[Items listed in a dataset]

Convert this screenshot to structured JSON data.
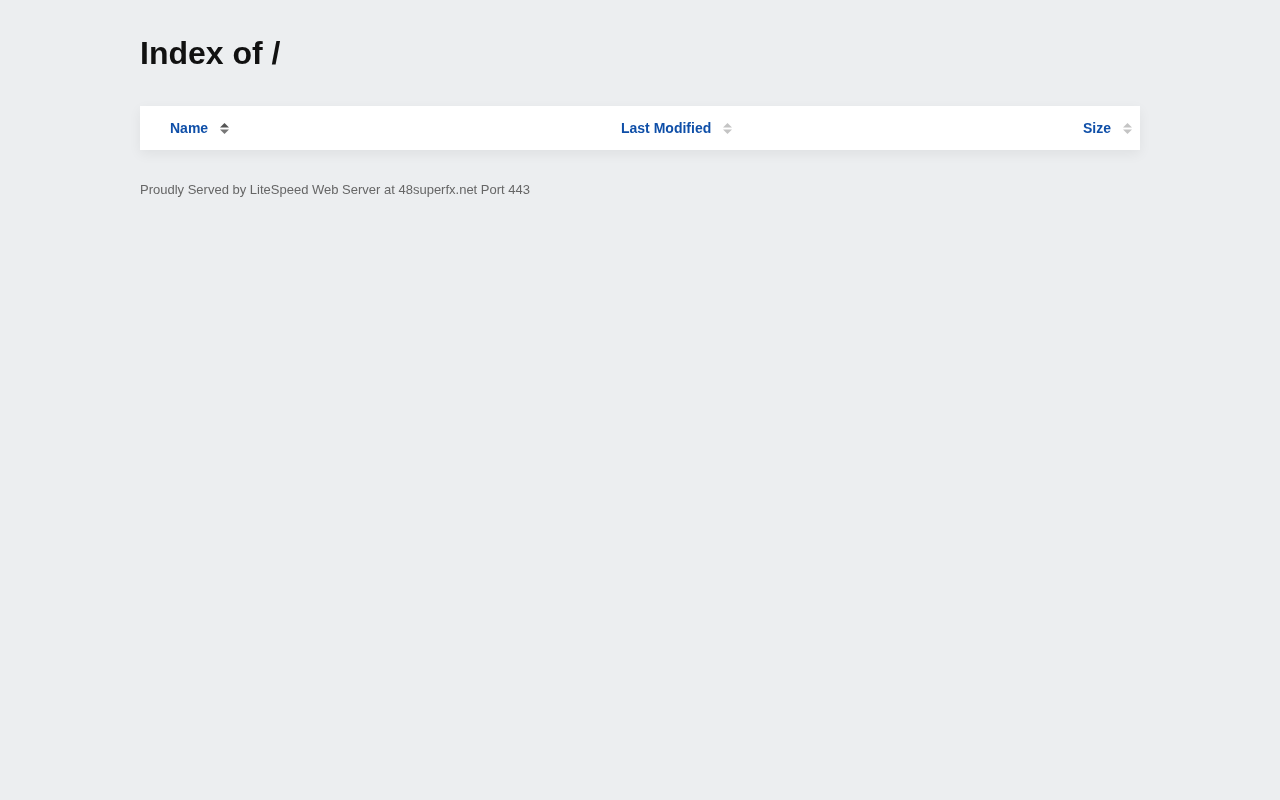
{
  "title": "Index of /",
  "table": {
    "columns": [
      {
        "label": "Name",
        "selected": true
      },
      {
        "label": "Last Modified",
        "selected": false
      },
      {
        "label": "Size",
        "selected": false
      }
    ]
  },
  "footer": "Proudly Served by LiteSpeed Web Server at 48superfx.net Port 443"
}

■ EXERCISE INSTRUCTIONS
All of the material above is to be copied exactly, except for its images.

■ RESPONSE TO THE EXERCISE
Convert this screenshot to structured JSON data.
{
  "title": "Index of /",
  "table": {
    "columns": [
      {
        "label": "Name",
        "selected": true
      },
      {
        "label": "Last Modified",
        "selected": false
      },
      {
        "label": "Size",
        "selected": false
      }
    ]
  },
  "footer": "Proudly Served by LiteSpeed Web Server at 48superfx.net Port 443"
}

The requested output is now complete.